━━━ Records supplied ━━━
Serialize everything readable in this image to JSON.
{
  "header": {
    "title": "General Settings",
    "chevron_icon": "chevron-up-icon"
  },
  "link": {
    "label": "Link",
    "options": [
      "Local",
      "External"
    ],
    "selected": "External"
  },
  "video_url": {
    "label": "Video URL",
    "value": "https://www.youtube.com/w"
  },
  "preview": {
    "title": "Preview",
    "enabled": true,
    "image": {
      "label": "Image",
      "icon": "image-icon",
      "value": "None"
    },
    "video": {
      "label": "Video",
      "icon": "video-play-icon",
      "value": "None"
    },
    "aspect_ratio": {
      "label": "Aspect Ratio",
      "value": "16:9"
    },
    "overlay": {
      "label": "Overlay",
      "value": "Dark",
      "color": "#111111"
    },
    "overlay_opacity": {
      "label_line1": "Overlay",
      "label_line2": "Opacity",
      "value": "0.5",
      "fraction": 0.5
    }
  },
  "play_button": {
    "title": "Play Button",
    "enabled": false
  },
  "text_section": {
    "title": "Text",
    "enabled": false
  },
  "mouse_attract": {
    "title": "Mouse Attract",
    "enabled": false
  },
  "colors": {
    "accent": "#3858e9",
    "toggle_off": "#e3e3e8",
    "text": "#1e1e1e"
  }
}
━━━
_Written problem_
Copy out each line above, character for character.

_Task solution_
Serialize everything readable in this image to JSON.
{
  "header": {
    "title": "General Settings",
    "chevron_icon": "chevron-up-icon"
  },
  "link": {
    "label": "Link",
    "options": [
      "Local",
      "External"
    ],
    "selected": "External"
  },
  "video_url": {
    "label": "Video URL",
    "value": "https://www.youtube.com/w"
  },
  "preview": {
    "title": "Preview",
    "enabled": true,
    "image": {
      "label": "Image",
      "icon": "image-icon",
      "value": "None"
    },
    "video": {
      "label": "Video",
      "icon": "video-play-icon",
      "value": "None"
    },
    "aspect_ratio": {
      "label": "Aspect Ratio",
      "value": "16:9"
    },
    "overlay": {
      "label": "Overlay",
      "value": "Dark",
      "color": "#111111"
    },
    "overlay_opacity": {
      "label_line1": "Overlay",
      "label_line2": "Opacity",
      "value": "0.5",
      "fraction": 0.5
    }
  },
  "play_button": {
    "title": "Play Button",
    "enabled": false
  },
  "text_section": {
    "title": "Text",
    "enabled": false
  },
  "mouse_attract": {
    "title": "Mouse Attract",
    "enabled": false
  },
  "colors": {
    "accent": "#3858e9",
    "toggle_off": "#e3e3e8",
    "text": "#1e1e1e"
  }
}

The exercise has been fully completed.